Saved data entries

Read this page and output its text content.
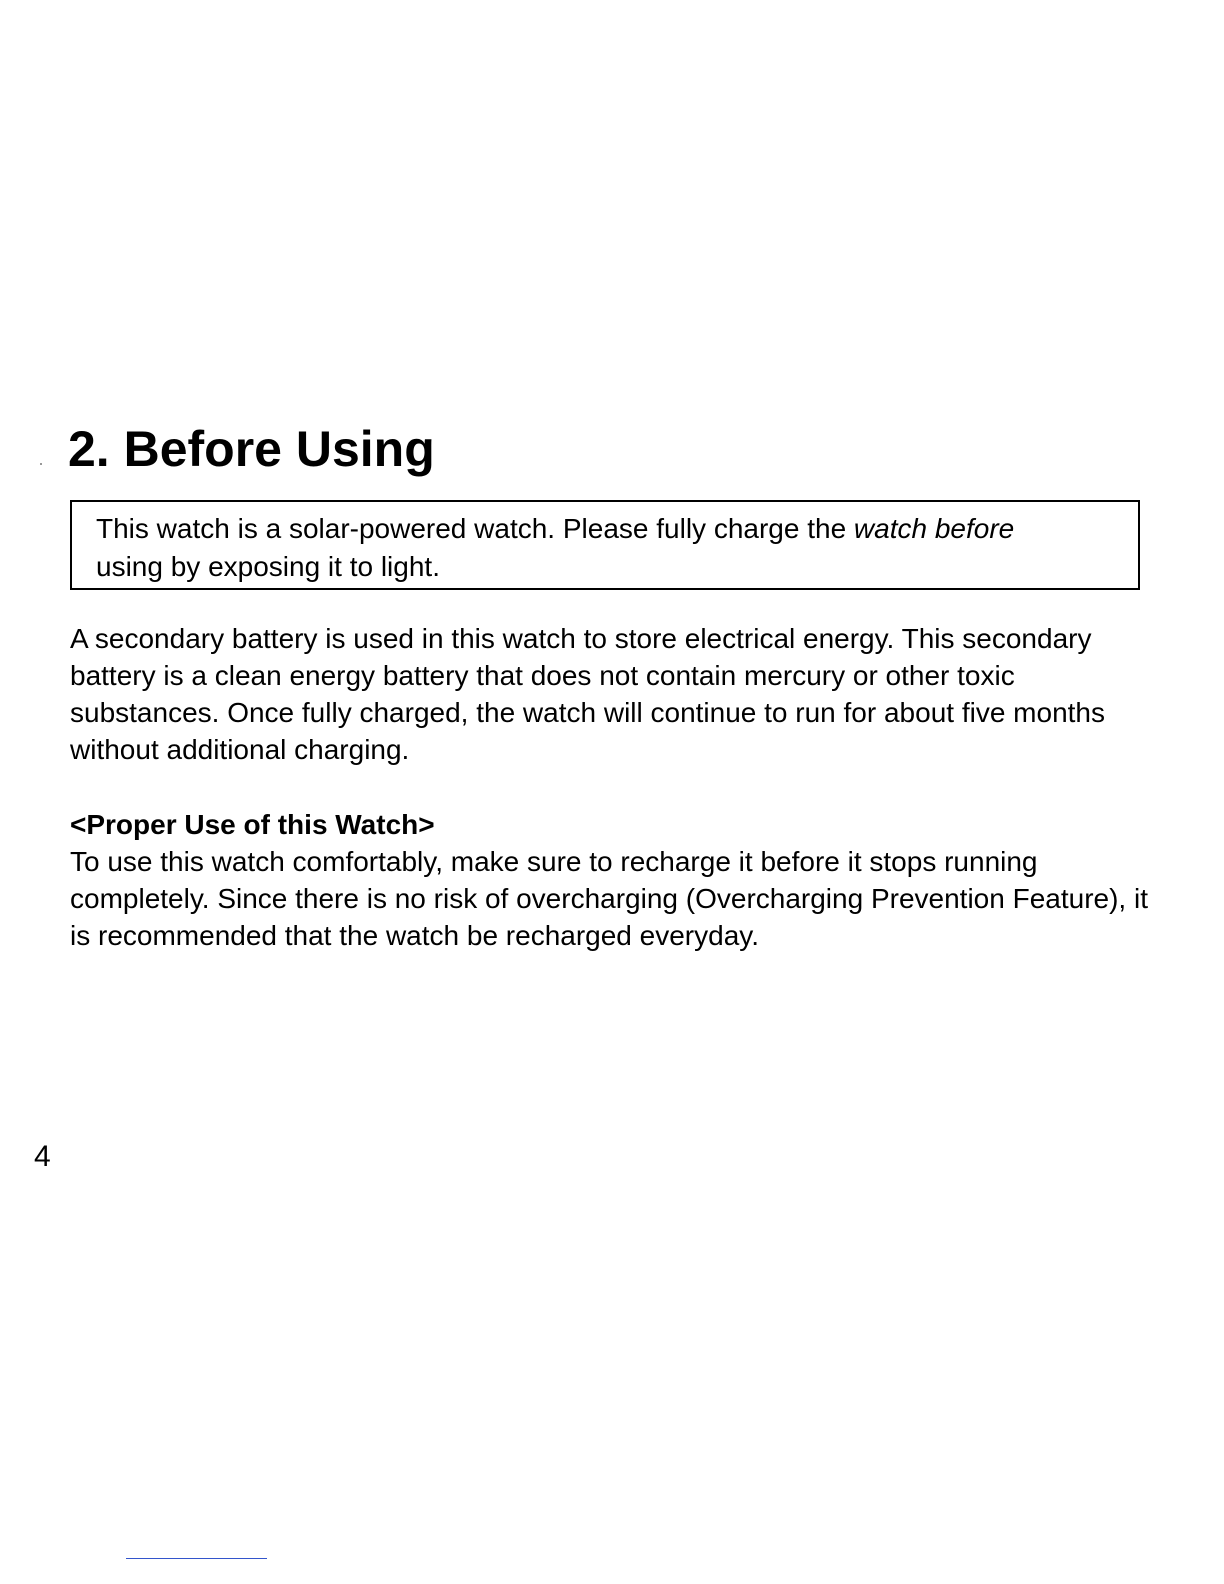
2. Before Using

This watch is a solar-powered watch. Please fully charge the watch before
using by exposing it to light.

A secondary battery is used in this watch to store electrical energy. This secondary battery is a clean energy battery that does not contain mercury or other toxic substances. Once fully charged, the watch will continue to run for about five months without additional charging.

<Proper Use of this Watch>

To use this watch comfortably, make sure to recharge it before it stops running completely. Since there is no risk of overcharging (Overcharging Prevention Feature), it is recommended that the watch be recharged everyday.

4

* **PROBLEM DESCRIPTION**: From the entries, copy out each line containing the word "fully".

* **TASK OUTPUT**:
This watch is a solar-powered watch. Please fully charge the watch before
A secondary battery is used in this watch to store electrical energy. This secondary battery is a clean energy battery that does not contain mercury or other toxic substances. Once fully charged, the watch will continue to run for about five months without additional charging.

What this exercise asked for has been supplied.